• _The input_:
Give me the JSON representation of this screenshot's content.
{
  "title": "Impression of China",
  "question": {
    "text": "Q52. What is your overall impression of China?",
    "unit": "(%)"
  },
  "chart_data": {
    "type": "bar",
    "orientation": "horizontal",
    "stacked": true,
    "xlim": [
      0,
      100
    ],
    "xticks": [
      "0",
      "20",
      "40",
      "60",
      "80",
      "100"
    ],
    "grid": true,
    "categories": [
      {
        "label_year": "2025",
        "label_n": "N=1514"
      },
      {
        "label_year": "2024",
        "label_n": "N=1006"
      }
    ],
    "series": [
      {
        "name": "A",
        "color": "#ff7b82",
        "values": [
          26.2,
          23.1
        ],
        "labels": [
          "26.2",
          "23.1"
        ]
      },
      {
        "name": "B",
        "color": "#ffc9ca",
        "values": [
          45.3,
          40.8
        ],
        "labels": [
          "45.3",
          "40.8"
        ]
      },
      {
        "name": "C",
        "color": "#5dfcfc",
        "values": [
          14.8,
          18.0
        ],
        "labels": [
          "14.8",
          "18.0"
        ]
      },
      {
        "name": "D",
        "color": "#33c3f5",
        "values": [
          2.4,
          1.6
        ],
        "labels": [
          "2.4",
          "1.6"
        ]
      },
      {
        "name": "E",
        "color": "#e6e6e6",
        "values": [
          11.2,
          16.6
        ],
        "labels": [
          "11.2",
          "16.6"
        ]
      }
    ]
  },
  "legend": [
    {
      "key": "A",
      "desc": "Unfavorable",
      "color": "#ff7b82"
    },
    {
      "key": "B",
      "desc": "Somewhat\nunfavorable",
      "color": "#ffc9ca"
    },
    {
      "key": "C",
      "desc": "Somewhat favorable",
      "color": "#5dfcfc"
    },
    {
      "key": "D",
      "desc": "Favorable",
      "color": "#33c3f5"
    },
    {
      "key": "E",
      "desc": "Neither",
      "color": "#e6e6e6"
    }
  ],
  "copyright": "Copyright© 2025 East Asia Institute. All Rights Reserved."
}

• _Task to complete_:
Report each line of the material above where the word "color" appears.

• _Finished answer_:
        "color": "#ff7b82",
        "color": "#ffc9ca",
        "color": "#5dfcfc",
        "color": "#33c3f5",
        "color": "#e6e6e6",
      "color": "#ff7b82"
      "color": "#ffc9ca"
      "color": "#5dfcfc"
      "color": "#33c3f5"
      "color": "#e6e6e6"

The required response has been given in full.